*OPDRACHT*. Schrijf het vervolg van de uitspraak over de onbetaalde tankbeurt, aansluitend op de laatste zin.

*GEGEVEN TEKST*.
• • •

ECLI:NL:RBHAA:2011:BR4501

Rechtbank Haarlem

Datum uitspraak
21 juli 2011
Publicatiedatum
5 april 2013
Zaaknummer
508419 CV EXPL 11-5391
Instantie
Rechtbank Haarlem
Type
Uitspraak
Rechtsgebied
Civiel recht
Procedures
  • Eerste aanleg - enkelvoudig
Rechters
  • J.J. van der Valk
Vindplaatsen
  • Rechtspraak.nl
AI samenvatting door LexboostAutomatisch gegenereerd

Aansprakelijkheid kentekenhouder voor onbetaalde brandstof door derde

In deze civiele zaak heeft de eiseres, de besloten vennootschap met beperkte aansprakelijkheid Exploitatiemaatschappij Kennemerland B.V., een tankstation exploiterend, de gedaagde aangesproken tot betaling van een bedrag van € 33,25 voor brandstof die door een derde, [XXX], is getankt met een auto waarvan de gedaagde de kentekenhoudster was. De eiseres vorderde in totaal € 70,43, inclusief buitengerechtelijke incassokosten, omdat [XXX] niet had betaald en onbereikbaar was. De gedaagde heeft de vordering betwist en aangevoerd dat zij niet aansprakelijk kan worden gesteld, omdat zij de auto op verzoek van [XXX] op haar naam heeft laten zetten en zelf geen rijbewijs heeft. Bovendien is zij verstandelijk beperkt en heeft zij geen kennis van de onbetaalde brandstof.

• • •

*AANGELEVERDE GEGEVENS*.

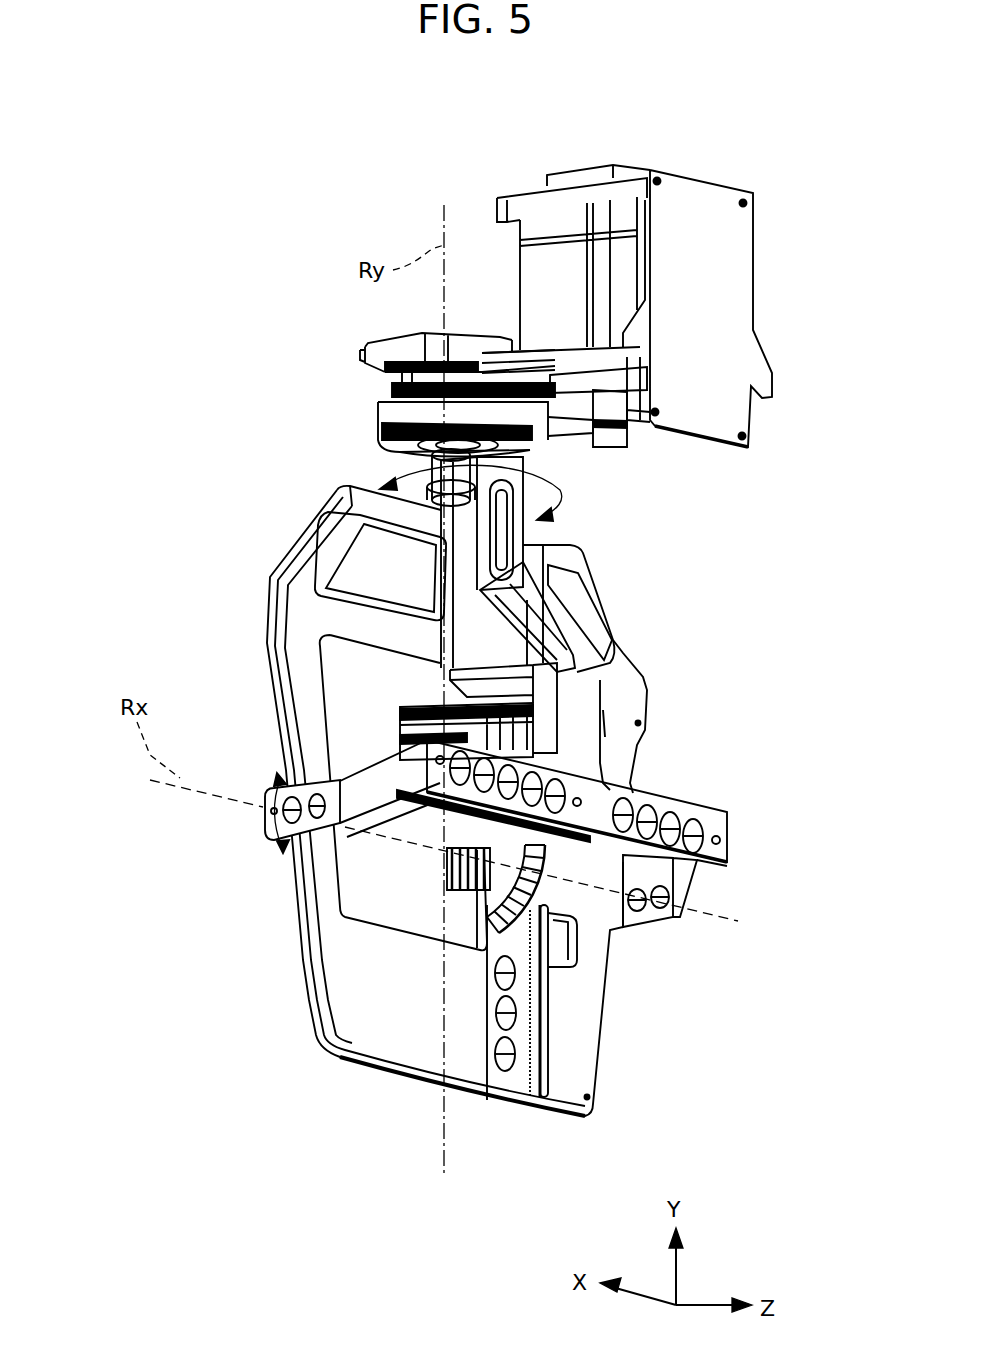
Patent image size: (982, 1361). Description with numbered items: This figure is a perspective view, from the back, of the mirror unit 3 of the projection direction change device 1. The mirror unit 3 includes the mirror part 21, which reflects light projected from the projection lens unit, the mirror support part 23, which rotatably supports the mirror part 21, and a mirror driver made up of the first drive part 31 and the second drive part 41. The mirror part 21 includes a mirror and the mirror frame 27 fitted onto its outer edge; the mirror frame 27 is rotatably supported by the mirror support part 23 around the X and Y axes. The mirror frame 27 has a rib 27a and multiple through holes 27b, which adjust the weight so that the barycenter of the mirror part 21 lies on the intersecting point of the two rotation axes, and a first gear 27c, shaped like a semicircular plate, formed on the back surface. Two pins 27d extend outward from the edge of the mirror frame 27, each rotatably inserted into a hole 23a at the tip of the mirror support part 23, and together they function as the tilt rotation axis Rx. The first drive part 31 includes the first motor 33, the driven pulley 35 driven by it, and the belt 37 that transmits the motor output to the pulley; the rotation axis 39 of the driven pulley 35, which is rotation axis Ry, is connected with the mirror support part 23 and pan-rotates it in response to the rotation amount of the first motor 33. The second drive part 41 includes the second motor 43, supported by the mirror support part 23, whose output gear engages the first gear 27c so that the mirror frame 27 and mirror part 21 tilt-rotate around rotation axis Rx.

The projection direction change device 1 is at (539, 90).
The mirror unit 3 is at (247, 197).
The mirror part 21 is at (718, 674).
The mirror support part 23 is at (718, 815).
The hole 23a is at (288, 790).
The mirror frame 27 is at (645, 682).
The rib 27a is at (540, 1045).
The through holes 27b is at (330, 572).
The first gear 27c is at (560, 885).
The pins 27d is at (270, 813).
The first drive part 31 is at (355, 197).
The first motor 33 is at (570, 180).
The driven pulley 35 is at (400, 456).
The belt 37 is at (555, 400).
The rotation axis 39 is at (430, 474).
The second drive part 41 is at (248, 1022).
The second motor 43 is at (422, 838).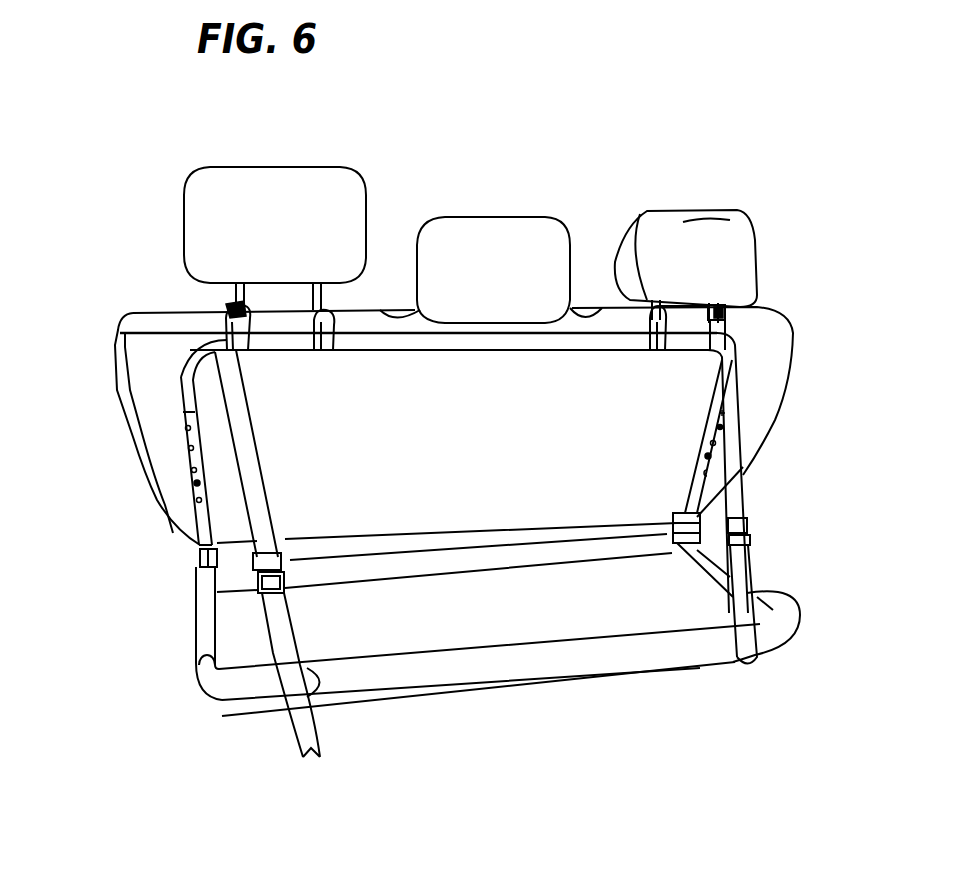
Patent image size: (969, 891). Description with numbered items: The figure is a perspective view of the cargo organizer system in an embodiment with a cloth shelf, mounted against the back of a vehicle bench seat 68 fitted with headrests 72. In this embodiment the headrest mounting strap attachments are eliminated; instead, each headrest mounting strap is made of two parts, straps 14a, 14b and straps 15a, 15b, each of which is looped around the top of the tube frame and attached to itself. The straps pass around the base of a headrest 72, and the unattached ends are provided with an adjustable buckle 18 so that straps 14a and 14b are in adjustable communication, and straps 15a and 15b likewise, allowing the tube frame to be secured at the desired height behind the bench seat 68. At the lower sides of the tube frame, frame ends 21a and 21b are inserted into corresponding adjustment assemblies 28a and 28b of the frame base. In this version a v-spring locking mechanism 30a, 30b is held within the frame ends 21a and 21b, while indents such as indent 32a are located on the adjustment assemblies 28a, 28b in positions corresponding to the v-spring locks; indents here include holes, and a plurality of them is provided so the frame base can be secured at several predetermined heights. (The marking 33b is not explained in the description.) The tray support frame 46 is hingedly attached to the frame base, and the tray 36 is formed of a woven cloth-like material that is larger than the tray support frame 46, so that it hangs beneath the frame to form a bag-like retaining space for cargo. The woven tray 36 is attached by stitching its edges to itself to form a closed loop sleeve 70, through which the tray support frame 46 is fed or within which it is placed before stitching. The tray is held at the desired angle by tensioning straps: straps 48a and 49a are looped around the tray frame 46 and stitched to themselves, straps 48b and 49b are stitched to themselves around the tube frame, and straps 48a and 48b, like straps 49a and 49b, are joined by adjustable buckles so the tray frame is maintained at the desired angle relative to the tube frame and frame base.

The headrest 72 is at (193, 210).
The buckle 18 is at (238, 313).
The strap 15a is at (232, 312).
The strap 15b is at (323, 322).
The strap 14a is at (722, 333).
The strap 14b is at (652, 322).
The tensioning strap 49a is at (278, 632).
The tensioning strap 49b is at (223, 375).
The tensioning strap 48a is at (745, 595).
The tensioning strap 48b is at (730, 373).
The adjustment assembly 28a is at (183, 412).
The adjustment assembly 28b is at (725, 413).
The indent 32a is at (186, 432).
The v-spring lock 30a is at (196, 483).
The v-spring lock 30b is at (712, 455).
The rail hole 33b is at (723, 427).
The frame end 21a is at (195, 505).
The frame end 21b is at (710, 480).
The vehicle bench seat 68 is at (454, 452).
The closed loop sleeve 70 is at (443, 672).
The woven tray 36 is at (587, 675).
The tray support frame 46 is at (800, 613).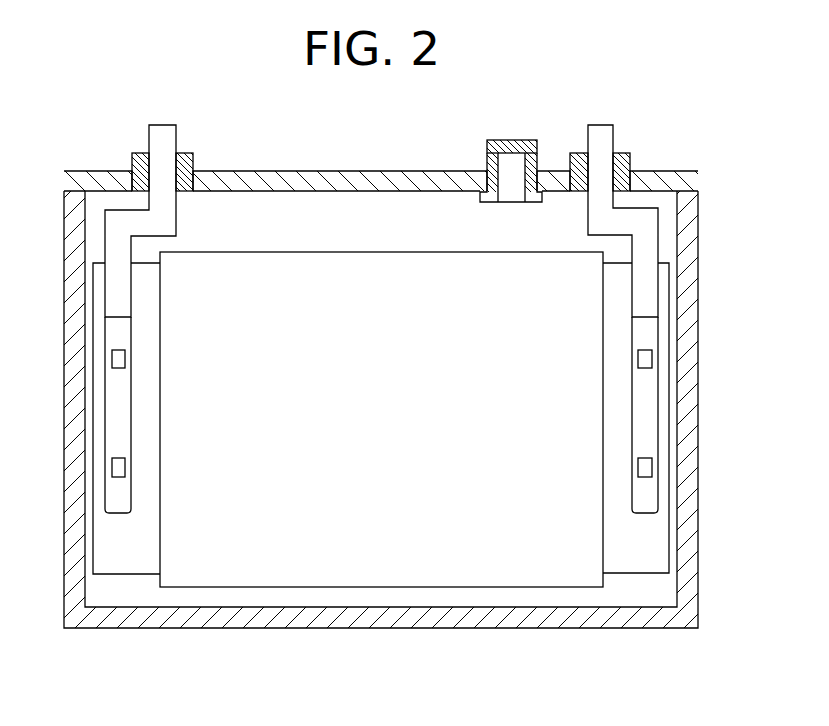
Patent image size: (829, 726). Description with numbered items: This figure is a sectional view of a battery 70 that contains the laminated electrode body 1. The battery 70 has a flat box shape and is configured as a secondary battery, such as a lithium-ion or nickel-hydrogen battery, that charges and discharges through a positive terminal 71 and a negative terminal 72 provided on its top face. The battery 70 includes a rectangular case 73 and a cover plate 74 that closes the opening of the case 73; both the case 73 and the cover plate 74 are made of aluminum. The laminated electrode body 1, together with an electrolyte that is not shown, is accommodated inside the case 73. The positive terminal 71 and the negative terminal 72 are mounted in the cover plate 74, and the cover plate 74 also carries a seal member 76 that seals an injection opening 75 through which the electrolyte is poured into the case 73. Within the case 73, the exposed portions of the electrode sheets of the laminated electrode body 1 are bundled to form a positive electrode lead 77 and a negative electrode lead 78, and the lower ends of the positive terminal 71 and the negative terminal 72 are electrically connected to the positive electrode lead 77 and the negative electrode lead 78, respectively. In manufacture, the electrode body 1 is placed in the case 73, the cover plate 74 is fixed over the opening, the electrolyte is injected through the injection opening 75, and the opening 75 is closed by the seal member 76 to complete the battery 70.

The battery 70 is at (560, 120).
The laminated electrode body 1 is at (366, 588).
The positive terminal 71 is at (611, 128).
The negative terminal 72 is at (172, 130).
The rectangular case 73 is at (694, 234).
The cover plate 74 is at (684, 171).
The injection opening 75 is at (506, 200).
The seal member 76 is at (497, 141).
The positive electrode lead 77 is at (648, 542).
The negative electrode lead 78 is at (116, 548).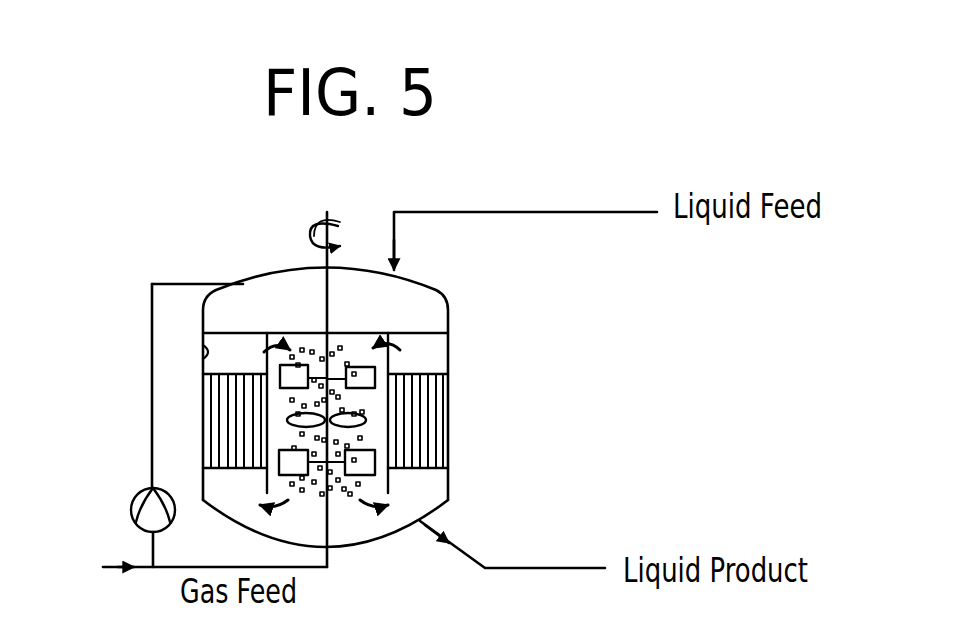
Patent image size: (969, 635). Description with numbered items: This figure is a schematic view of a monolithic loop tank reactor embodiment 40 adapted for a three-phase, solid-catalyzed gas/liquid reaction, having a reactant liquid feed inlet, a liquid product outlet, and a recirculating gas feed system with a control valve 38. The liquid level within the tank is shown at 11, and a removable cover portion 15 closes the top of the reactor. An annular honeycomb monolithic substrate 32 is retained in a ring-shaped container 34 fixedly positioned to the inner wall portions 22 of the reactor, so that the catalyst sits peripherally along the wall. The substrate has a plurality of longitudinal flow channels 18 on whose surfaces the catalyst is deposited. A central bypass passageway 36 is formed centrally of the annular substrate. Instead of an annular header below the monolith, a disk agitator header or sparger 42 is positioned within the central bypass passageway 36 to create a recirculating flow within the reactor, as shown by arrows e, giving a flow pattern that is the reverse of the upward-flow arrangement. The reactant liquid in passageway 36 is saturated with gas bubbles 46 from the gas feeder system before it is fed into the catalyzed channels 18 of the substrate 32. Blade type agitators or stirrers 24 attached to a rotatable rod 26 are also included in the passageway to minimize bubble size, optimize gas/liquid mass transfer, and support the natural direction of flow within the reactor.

The monolithic loop reactor embodiment 40 is at (210, 246).
The removable cover portion 15 is at (287, 268).
The rotatable rod or shaft 26 is at (337, 230).
The liquid level 11 is at (283, 338).
The inner wall portions 22 is at (203, 350).
The annular honeycomb monolithic substrate 32 is at (413, 372).
The longitudinal flow channels 18 is at (418, 421).
The central bypass passageway 36 is at (283, 403).
The gas bubbles 46 is at (290, 435).
The blade type agitator 24 is at (365, 460).
The annular container 34 is at (390, 478).
The control valve 38 is at (130, 507).
The disk agitator header or sparger 42 is at (344, 491).
The flow arrows e is at (374, 345).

• • •

*ANTWOORD*.
Uitspraak

RECHTBANK HAARLEM
Sector kanton
Locatie Haarlem
zaak/rolnr.: 508419/ CV EXPL 11-5391
datum uitspraak: 21 juli 2011
VONNIS VAN DE KANTONRECHTER
inzake
de besloten vennootschap met beperkte aansprakelijkheid
EXPLOITATIEMAATSCHAPPIJ KENNEMERLAND B.V.
te Leidschendam
eiseres
hierna te noemen Kennemerland
gemachtigde Van der Vleuten & Van Hooff B.V.
tegen
[gedaagde]
te [woonplaats]
gedaagde
hierna te noemen [gedaagde]
procederende in persoon
De procedure
Kennemerland heeft [gedaagde] gedagvaard op 13 april 2011. [gedaagde] heeft mondeling en (aanvullend) schriftelijk geantwoord.
Kennemerland heeft schriftelijk op het antwoord gereageerd, waarna [gedaagde] nog een mondelinge reactie heeft gegeven.
De feiten
1. Op 4 februari 2011 heef[XXX] (hierna: [XXX]) bij een door Kennemerland geëxploiteerd benzinestation voor € 25,25 brandstof getankt met een personenauto waarvan het kenteken op naam van [gedaagde] stond (hierna: de auto).
2. [XXX] heeft die dag een schuldbekentenis ondertekend, waarin hij heeft verklaard binnen 48 uur per bank/giro een bedrag van € 33,25 aan Kennemerland te zullen voldoen ter zake van brandstof, vermeerderd met € 8,00 administratiekosten.
3. [XXX] is in gebreke gebleven met betaling.
4. Op 23 en 29 maart 2011 heeft de gemachtigde van Kennemerland [gedaagde] gesommeerd tot betaling van € 33,25, vermeerderd met rente en kosten.
5. Op 7 april 2011 heeft de Rijksdienst voor het Wegverkeer aan [gedaagde] een vrijwaringsbewijs voor de auto verstrekt.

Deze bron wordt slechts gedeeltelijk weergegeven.